▸ YOUR TASK: Each line below is to be written out in full, exactly as shown.
- - -
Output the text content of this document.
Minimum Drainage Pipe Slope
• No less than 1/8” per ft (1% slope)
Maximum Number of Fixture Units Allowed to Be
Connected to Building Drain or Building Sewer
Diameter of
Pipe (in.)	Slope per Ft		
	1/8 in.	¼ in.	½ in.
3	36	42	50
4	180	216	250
- - -
▸ WRITTEN ANSWER:
Output the text content of this document.
Minimum Drainage Pipe Slope
• No less than 1/8” per ft (1% slope)
Maximum Number of Fixture Units Allowed to Be
Connected to Building Drain or Building Sewer
Diameter of
Pipe (in.)	Slope per Ft		
	1/8 in.	¼ in.	½ in.
3	36	42	50
4	180	216	250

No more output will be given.